### RECORDS PROVIDED
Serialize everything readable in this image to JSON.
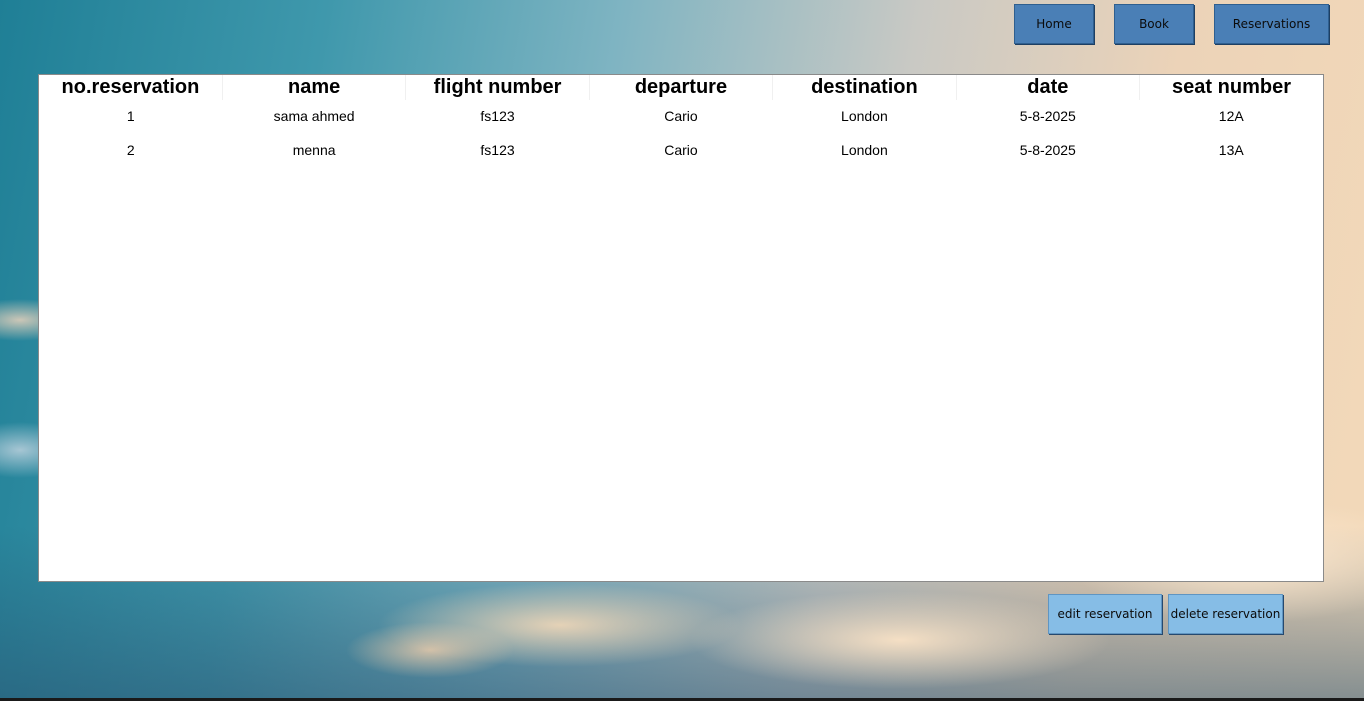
{
  "nav": {
    "home_label": "Home",
    "book_label": "Book",
    "reservations_label": "Reservations"
  },
  "table": {
    "columns": [
      "no.reservation",
      "name",
      "flight number",
      "departure",
      "destination",
      "date",
      "seat number"
    ],
    "rows": [
      [
        "1",
        "sama ahmed",
        "fs123",
        "Cario",
        "London",
        "5-8-2025",
        "12A"
      ],
      [
        "2",
        "menna",
        "fs123",
        "Cario",
        "London",
        "5-8-2025",
        "13A"
      ]
    ]
  },
  "actions": {
    "edit_label": "edit reservation",
    "delete_label": "delete reservation"
  },
  "colors": {
    "nav_button": "#4a7fb6",
    "action_button": "#86bde6"
  }
}
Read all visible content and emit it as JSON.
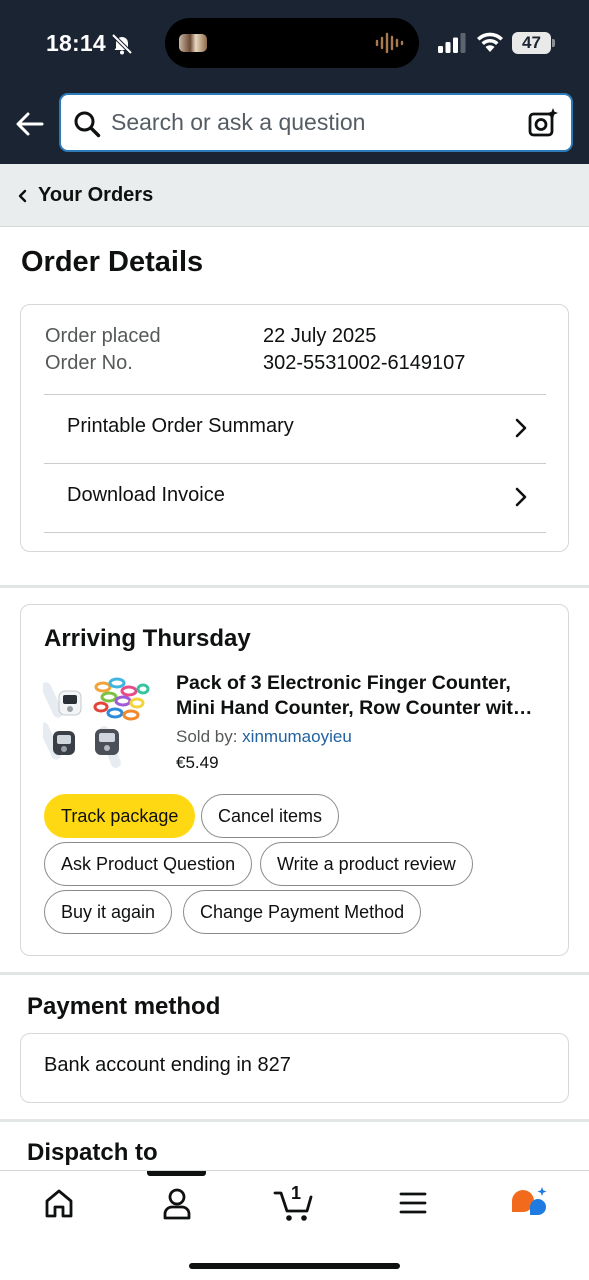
{
  "status_bar": {
    "time": "18:14",
    "battery": "47"
  },
  "search": {
    "placeholder": "Search or ask a question"
  },
  "breadcrumb": {
    "label": "Your Orders"
  },
  "page": {
    "title": "Order Details"
  },
  "order": {
    "placed_label": "Order placed",
    "placed_value": "22 July 2025",
    "number_label": "Order No.",
    "number_value": "302-5531002-6149107",
    "links": [
      "Printable Order Summary",
      "Download Invoice"
    ]
  },
  "shipment": {
    "status": "Arriving Thursday",
    "product": {
      "title_line1": "Pack of 3 Electronic Finger Counter,",
      "title_line2": "Mini Hand Counter, Row Counter wit…",
      "sold_by_label": "Sold by:",
      "seller": "xinmumaoyieu",
      "price": "€5.49"
    },
    "actions": {
      "track": "Track package",
      "cancel": "Cancel items",
      "ask": "Ask Product Question",
      "review": "Write a product review",
      "buy_again": "Buy it again",
      "change_payment": "Change Payment Method"
    }
  },
  "payment": {
    "heading": "Payment method",
    "text": "Bank account ending in 827"
  },
  "dispatch": {
    "heading": "Dispatch to"
  },
  "nav": {
    "cart_count": "1",
    "items": [
      "home-icon",
      "account-icon",
      "cart-icon",
      "menu-icon",
      "rufus-icon"
    ]
  },
  "colors": {
    "header_bg": "#1b2433",
    "primary_button": "#ffd814",
    "link": "#2162a1",
    "crumb_bg": "#eaeded"
  }
}
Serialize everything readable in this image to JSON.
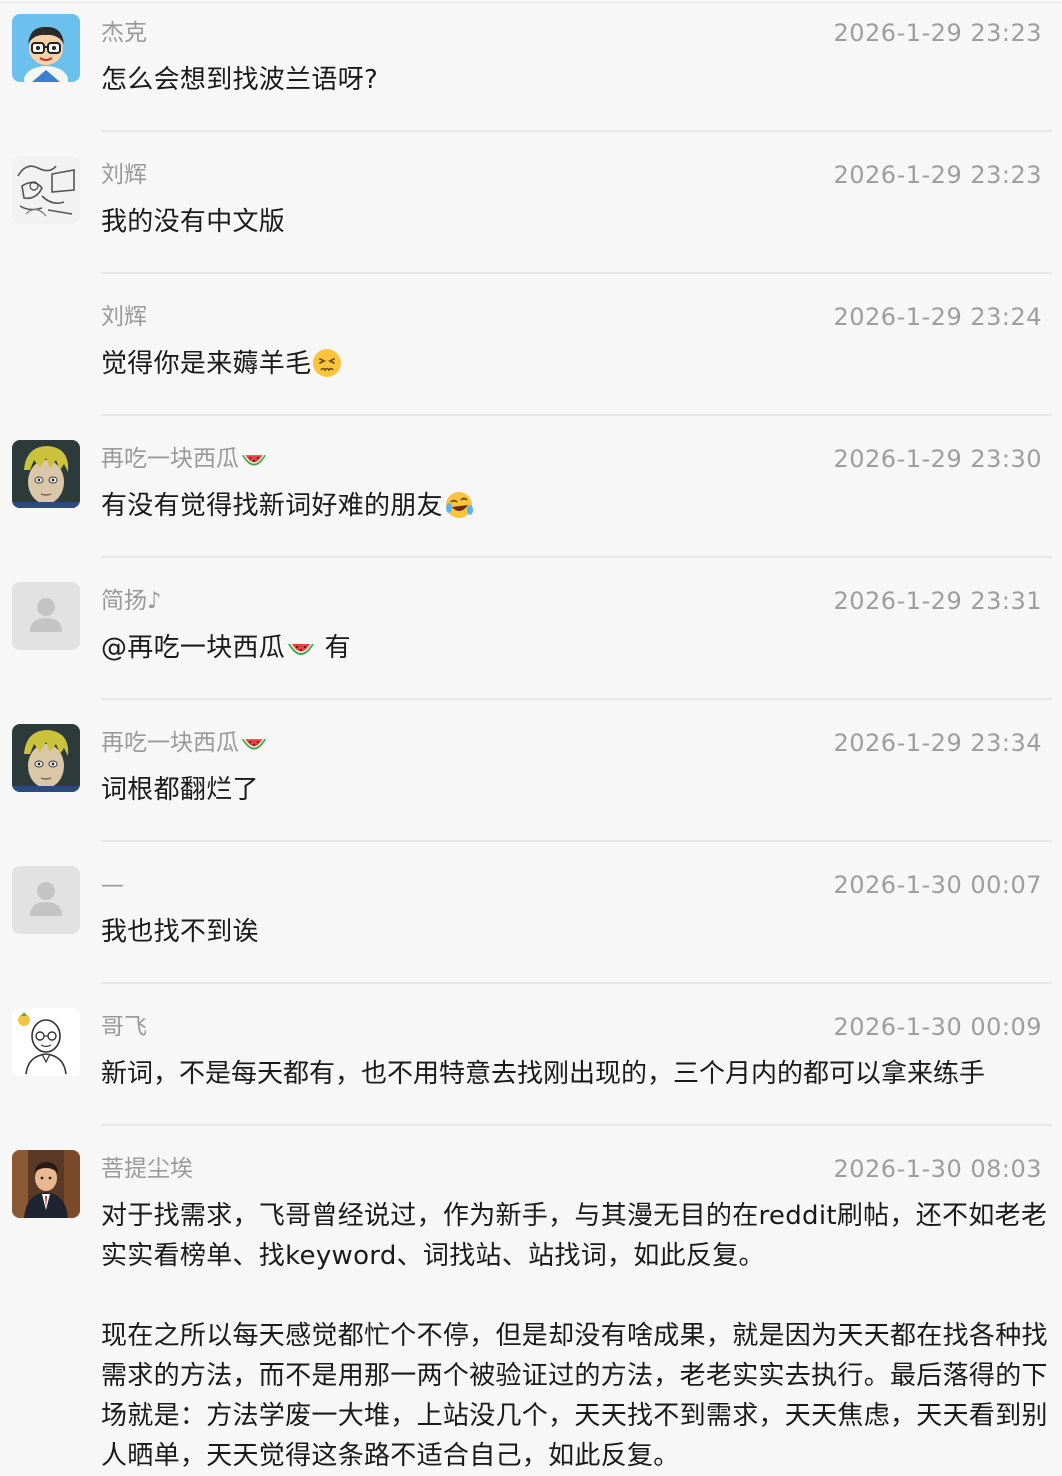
{
  "comments": [
    {
      "author": "杰克",
      "time": "2026-1-29 23:23",
      "text": "怎么会想到找波兰语呀?",
      "avatar": "cartoon-glasses-avatar"
    },
    {
      "author": "刘辉",
      "time": "2026-1-29 23:23",
      "text": "我的没有中文版",
      "avatar": "sketch-avatar"
    },
    {
      "author": "刘辉",
      "time": "2026-1-29 23:24",
      "text": "觉得你是来薅羊毛",
      "emoji": "persevering-face-emoji"
    },
    {
      "author": "再吃一块西瓜",
      "author_emoji": "watermelon-emoji",
      "time": "2026-1-29 23:30",
      "text": "有没有觉得找新词好难的朋友",
      "emoji": "crying-laughing-face-emoji",
      "avatar": "anime-blond-avatar"
    },
    {
      "author": "简扬♪",
      "time": "2026-1-29 23:31",
      "text_prefix": "@再吃一块西瓜",
      "text_suffix": " 有",
      "emoji": "watermelon-emoji",
      "avatar": "default-user-avatar"
    },
    {
      "author": "再吃一块西瓜",
      "author_emoji": "watermelon-emoji",
      "time": "2026-1-29 23:34",
      "text": "词根都翻烂了",
      "avatar": "anime-blond-avatar"
    },
    {
      "author": "—",
      "time": "2026-1-30 00:07",
      "text": "我也找不到诶",
      "avatar": "default-user-avatar"
    },
    {
      "author": "哥飞",
      "time": "2026-1-30 00:09",
      "text": "新词，不是每天都有，也不用特意去找刚出现的，三个月内的都可以拿来练手",
      "avatar": "bald-glasses-sketch-avatar"
    },
    {
      "author": "菩提尘埃",
      "time": "2026-1-30 08:03",
      "text": "对于找需求，飞哥曾经说过，作为新手，与其漫无目的在reddit刷帖，还不如老老实实看榜单、找keyword、词找站、站找词，如此反复。\n\n现在之所以每天感觉都忙个不停，但是却没有啥成果，就是因为天天都在找各种找需求的方法，而不是用那一两个被验证过的方法，老老实实去执行。最后落得的下场就是：方法学废一大堆，上站没几个，天天找不到需求，天天焦虑，天天看到别人晒单，天天觉得这条路不适合自己，如此反复。",
      "avatar": "man-in-suit-avatar"
    }
  ],
  "colors": {
    "background": "#f7f7f7",
    "name": "#9a9a9a",
    "time": "#9e9e9e",
    "text": "#1a1a1a",
    "divider": "#e8e8e8"
  }
}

### TASK TO CARRY OUT
Look for the word "emoji" and return every line where it occurs.

### RESPONSE TO THIS EXERCISE
      "emoji": "persevering-face-emoji"
      "author_emoji": "watermelon-emoji",
      "emoji": "crying-laughing-face-emoji",
      "emoji": "watermelon-emoji",
      "author_emoji": "watermelon-emoji",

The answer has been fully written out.